## Available data
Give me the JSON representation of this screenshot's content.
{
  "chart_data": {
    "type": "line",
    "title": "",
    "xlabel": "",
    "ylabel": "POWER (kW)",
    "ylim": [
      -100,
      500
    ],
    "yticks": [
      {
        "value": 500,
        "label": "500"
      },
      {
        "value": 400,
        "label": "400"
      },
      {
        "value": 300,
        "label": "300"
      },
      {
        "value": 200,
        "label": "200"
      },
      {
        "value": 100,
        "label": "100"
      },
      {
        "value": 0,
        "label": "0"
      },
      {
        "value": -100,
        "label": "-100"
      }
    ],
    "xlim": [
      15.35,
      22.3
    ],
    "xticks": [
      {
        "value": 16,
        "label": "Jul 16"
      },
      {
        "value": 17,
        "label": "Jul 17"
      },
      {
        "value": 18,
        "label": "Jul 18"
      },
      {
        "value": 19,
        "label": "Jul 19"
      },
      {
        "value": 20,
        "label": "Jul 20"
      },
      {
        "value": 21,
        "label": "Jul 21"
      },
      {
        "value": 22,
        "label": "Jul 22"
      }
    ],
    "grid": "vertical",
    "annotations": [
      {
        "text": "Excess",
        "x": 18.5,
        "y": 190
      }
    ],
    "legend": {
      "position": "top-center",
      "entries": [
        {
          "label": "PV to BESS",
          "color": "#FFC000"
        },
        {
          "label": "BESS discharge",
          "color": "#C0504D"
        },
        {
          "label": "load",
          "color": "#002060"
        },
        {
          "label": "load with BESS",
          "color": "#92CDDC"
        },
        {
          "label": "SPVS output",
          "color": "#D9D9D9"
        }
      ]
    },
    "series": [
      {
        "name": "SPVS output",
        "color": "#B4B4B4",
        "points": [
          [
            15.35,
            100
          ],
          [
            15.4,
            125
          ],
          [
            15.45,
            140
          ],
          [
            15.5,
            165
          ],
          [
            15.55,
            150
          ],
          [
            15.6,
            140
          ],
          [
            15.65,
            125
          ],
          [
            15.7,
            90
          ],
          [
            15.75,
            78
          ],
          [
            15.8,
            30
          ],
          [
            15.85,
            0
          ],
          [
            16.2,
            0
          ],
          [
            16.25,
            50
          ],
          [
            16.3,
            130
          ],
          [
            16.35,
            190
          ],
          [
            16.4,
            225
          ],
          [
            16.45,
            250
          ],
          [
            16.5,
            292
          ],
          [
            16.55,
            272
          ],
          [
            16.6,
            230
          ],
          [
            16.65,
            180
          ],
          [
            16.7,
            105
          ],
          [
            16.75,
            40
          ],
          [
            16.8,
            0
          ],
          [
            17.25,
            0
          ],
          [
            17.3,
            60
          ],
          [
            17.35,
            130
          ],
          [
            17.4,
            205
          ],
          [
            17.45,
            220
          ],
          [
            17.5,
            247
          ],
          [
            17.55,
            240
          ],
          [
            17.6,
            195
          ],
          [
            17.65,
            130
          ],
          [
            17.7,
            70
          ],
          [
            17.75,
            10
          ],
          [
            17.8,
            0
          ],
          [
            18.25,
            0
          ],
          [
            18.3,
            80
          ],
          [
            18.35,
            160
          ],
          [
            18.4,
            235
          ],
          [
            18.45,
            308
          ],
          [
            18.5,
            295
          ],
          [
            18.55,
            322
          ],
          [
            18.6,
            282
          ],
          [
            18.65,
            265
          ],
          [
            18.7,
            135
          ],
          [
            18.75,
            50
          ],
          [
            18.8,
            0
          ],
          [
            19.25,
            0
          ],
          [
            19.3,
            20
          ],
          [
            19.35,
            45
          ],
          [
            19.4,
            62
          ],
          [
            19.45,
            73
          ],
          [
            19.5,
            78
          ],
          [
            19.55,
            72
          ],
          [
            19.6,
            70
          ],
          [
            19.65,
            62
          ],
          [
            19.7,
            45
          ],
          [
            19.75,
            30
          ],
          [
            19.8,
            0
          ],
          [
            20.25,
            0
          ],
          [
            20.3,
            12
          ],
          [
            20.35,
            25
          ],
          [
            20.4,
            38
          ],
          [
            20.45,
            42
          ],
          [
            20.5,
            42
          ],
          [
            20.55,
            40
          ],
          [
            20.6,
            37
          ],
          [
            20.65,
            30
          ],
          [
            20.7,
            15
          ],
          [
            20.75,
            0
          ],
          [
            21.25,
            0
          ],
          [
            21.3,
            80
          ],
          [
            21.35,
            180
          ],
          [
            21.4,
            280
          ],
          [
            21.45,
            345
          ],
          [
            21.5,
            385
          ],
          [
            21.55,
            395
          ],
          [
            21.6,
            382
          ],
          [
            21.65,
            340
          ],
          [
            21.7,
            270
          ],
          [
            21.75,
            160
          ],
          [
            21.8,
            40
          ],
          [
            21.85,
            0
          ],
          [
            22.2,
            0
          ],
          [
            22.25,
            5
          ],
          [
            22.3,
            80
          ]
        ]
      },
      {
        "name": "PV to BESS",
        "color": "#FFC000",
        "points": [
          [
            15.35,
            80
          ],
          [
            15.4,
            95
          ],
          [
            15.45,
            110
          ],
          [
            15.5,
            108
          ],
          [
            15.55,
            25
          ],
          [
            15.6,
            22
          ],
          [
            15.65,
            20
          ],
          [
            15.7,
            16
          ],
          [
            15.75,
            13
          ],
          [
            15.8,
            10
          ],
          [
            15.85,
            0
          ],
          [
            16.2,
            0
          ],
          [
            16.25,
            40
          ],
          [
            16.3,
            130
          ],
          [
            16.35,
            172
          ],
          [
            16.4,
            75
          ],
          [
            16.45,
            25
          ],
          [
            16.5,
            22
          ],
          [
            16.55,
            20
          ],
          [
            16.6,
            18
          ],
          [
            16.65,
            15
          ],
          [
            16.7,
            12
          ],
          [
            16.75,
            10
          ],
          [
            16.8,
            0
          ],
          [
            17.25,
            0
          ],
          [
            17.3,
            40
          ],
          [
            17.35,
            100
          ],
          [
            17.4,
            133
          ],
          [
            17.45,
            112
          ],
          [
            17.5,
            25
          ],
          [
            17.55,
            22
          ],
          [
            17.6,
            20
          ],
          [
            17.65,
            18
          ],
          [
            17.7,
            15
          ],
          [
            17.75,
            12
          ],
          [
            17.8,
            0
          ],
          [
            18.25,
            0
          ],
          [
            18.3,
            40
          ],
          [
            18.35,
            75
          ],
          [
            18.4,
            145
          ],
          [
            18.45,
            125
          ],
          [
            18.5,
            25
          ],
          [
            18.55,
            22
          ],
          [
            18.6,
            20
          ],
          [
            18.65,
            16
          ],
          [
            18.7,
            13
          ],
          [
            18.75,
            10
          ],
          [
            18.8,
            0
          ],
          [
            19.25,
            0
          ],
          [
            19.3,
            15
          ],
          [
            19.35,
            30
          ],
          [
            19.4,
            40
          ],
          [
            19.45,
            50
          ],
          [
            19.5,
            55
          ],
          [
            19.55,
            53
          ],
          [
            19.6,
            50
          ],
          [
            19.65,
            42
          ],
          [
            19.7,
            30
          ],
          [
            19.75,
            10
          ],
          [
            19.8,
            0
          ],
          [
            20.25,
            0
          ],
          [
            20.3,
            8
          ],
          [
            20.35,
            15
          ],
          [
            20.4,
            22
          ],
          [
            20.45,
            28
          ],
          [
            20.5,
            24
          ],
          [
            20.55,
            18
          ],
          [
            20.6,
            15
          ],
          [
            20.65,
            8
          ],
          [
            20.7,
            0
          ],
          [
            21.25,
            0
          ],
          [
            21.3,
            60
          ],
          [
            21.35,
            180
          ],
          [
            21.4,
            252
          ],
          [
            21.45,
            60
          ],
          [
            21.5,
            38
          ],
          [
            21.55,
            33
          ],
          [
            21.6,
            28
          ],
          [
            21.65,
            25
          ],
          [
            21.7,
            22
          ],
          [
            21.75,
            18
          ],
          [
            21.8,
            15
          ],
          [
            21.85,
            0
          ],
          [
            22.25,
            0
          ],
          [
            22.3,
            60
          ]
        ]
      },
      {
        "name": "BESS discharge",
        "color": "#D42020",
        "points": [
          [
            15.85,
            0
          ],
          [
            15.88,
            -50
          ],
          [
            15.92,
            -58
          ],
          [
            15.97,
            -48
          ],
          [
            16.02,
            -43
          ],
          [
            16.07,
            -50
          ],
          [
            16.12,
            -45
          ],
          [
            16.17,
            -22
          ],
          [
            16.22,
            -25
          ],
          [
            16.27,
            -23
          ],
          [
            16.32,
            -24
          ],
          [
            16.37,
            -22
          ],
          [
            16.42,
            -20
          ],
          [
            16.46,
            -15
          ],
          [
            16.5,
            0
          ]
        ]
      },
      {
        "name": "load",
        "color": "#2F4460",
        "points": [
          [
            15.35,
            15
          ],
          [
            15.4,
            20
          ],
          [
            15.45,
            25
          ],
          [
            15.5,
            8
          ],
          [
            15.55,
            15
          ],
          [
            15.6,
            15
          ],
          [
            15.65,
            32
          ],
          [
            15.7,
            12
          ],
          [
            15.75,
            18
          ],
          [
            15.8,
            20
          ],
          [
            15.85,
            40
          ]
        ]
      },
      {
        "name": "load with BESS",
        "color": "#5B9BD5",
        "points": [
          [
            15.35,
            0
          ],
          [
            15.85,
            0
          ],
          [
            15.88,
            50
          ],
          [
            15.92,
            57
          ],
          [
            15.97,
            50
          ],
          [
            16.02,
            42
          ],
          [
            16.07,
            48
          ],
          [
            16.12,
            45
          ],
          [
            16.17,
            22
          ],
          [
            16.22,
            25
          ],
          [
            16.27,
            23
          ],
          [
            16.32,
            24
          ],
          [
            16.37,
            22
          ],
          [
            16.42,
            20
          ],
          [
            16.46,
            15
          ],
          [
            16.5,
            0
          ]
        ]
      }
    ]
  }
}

## What is asked
Return only those lines of the records that contain the string "load".

## Correct result
          "label": "load",
          "label": "load with BESS",
        "name": "load",
        "name": "load with BESS",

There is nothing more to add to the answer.